**TASK REQUIREMENTS**
Below is a listing; reproduce each line of it exactly.

**DATA IN THIS EXERCISE**
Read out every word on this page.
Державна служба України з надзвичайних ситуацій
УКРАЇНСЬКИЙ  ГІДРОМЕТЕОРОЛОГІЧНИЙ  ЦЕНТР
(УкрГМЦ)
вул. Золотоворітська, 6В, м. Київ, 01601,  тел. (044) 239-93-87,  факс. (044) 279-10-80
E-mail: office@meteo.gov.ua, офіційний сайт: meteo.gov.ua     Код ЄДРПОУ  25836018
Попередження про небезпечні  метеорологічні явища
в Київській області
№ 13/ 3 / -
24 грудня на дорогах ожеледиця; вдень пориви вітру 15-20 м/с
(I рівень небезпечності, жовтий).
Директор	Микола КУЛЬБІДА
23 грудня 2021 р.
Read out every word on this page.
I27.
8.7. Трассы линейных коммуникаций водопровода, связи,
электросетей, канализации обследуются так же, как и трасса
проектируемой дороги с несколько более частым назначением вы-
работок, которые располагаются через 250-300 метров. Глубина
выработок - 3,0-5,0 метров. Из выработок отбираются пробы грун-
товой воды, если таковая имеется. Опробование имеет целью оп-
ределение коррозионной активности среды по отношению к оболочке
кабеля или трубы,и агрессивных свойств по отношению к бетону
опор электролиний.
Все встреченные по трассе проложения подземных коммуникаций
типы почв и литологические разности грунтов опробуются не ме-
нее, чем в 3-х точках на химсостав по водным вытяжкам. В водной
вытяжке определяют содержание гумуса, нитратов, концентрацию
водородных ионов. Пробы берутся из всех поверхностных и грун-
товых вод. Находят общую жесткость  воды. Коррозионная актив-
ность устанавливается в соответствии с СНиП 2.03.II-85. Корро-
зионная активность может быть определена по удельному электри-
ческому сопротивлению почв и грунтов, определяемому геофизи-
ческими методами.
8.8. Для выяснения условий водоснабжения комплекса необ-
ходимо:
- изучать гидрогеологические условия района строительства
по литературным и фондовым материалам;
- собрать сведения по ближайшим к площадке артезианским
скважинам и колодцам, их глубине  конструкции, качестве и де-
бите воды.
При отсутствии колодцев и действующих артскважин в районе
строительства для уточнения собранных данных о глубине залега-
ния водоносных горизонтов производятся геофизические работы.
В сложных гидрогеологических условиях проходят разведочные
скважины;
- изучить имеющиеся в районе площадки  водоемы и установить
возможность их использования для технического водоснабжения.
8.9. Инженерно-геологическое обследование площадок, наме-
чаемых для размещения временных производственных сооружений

**SOLUTION**
Read out every word on this page.
Державна служба України з надзвичайних ситуацій
УКРАЇНСЬКИЙ  ГІДРОМЕТЕОРОЛОГІЧНИЙ  ЦЕНТР
(УкрГМЦ)
вул. Золотоворітська, 6В, м. Київ, 01601,  тел. (044) 239-93-87,  факс. (044) 279-10-80
E-mail: office@meteo.gov.ua, офіційний сайт: meteo.gov.ua     Код ЄДРПОУ  25836018
Попередження про небезпечні  метеорологічні явища
в Київській області
№ 13/ 3 / -
24 грудня на дорогах ожеледиця; вдень пориви вітру 15-20 м/с
(I рівень небезпечності, жовтий).
Директор	Микола КУЛЬБІДА
23 грудня 2021 р.
Read out every word on this page.
I27.
8.7. Трассы линейных коммуникаций водопровода, связи,
электросетей, канализации обследуются так же, как и трасса
проектируемой дороги с несколько более частым назначением вы-
работок, которые располагаются через 250-300 метров. Глубина
выработок - 3,0-5,0 метров. Из выработок отбираются пробы грун-
товой воды, если таковая имеется. Опробование имеет целью оп-
ределение коррозионной активности среды по отношению к оболочке
кабеля или трубы,и агрессивных свойств по отношению к бетону
опор электролиний.
Все встреченные по трассе проложения подземных коммуникаций
типы почв и литологические разности грунтов опробуются не ме-
нее, чем в 3-х точках на химсостав по водным вытяжкам. В водной
вытяжке определяют содержание гумуса, нитратов, концентрацию
водородных ионов. Пробы берутся из всех поверхностных и грун-
товых вод. Находят общую жесткость  воды. Коррозионная актив-
ность устанавливается в соответствии с СНиП 2.03.II-85. Корро-
зионная активность может быть определена по удельному электри-
ческому сопротивлению почв и грунтов, определяемому геофизи-
ческими методами.
8.8. Для выяснения условий водоснабжения комплекса необ-
ходимо:
- изучать гидрогеологические условия района строительства
по литературным и фондовым материалам;
- собрать сведения по ближайшим к площадке артезианским
скважинам и колодцам, их глубине  конструкции, качестве и де-
бите воды.
При отсутствии колодцев и действующих артскважин в районе
строительства для уточнения собранных данных о глубине залега-
ния водоносных горизонтов производятся геофизические работы.
В сложных гидрогеологических условиях проходят разведочные
скважины;
- изучить имеющиеся в районе площадки  водоемы и установить
возможность их использования для технического водоснабжения.
8.9. Инженерно-геологическое обследование площадок, наме-
чаемых для размещения временных производственных сооружений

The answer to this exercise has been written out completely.